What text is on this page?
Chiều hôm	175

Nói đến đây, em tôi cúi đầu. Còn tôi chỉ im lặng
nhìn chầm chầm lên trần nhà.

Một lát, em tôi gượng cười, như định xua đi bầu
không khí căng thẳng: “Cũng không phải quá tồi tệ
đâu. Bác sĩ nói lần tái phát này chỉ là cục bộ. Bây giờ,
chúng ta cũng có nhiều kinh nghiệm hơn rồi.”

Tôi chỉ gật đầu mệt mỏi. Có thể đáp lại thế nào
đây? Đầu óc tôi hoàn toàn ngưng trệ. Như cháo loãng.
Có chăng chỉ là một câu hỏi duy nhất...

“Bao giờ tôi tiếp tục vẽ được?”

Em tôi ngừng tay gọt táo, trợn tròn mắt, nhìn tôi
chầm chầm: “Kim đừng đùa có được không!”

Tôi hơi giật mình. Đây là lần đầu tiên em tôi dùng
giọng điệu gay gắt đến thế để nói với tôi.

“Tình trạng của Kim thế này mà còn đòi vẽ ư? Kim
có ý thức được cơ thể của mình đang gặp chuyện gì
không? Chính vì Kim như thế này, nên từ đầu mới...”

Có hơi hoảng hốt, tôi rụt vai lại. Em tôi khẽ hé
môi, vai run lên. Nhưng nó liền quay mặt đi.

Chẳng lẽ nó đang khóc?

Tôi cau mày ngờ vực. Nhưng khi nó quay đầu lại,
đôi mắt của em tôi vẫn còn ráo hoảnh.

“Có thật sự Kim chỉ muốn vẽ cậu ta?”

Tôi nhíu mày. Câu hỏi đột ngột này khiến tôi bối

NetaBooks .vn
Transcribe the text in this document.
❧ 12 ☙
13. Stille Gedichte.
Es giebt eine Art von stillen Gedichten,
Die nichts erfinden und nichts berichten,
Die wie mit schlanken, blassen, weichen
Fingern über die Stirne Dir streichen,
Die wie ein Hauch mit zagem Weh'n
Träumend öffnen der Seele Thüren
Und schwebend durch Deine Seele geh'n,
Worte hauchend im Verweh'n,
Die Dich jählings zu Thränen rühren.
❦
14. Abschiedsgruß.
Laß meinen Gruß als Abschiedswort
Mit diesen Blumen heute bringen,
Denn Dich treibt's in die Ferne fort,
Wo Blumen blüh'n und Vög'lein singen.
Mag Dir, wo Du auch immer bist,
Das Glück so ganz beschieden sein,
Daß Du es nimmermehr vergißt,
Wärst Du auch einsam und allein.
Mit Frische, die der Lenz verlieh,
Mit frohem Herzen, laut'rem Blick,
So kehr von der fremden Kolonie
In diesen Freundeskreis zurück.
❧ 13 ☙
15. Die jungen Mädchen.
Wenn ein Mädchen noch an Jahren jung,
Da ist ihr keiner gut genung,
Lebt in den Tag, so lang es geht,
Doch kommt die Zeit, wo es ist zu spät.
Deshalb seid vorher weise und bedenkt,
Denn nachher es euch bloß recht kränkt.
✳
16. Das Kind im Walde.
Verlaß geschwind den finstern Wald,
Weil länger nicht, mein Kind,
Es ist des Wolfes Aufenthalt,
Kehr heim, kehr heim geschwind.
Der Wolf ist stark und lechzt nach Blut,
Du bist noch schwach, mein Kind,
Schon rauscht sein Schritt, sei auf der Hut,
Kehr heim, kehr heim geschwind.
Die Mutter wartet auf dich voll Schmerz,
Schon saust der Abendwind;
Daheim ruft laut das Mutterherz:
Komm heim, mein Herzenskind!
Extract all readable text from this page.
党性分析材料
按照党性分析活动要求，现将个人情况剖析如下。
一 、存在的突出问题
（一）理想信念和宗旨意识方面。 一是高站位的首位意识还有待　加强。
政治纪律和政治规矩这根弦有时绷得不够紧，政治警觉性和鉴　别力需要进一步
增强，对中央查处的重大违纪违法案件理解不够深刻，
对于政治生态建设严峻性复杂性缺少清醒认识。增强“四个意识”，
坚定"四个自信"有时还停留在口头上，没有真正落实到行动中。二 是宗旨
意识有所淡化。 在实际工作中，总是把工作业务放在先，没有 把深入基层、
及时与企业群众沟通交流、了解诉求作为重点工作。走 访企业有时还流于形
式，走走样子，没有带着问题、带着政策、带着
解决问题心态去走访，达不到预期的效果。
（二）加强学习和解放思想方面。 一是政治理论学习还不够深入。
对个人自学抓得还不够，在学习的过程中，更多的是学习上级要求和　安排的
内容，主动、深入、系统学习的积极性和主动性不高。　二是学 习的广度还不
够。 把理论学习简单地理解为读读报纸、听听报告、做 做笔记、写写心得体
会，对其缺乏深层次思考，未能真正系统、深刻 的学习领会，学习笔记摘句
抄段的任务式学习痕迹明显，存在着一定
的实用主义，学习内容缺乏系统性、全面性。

● ● ● ●

=== Given request ===
Which lines contain "Blumen"? Copy each of them.

=== Response ===
Mit diesen Blumen heute bringen,
Wo Blumen blüh'n und Vög'lein singen.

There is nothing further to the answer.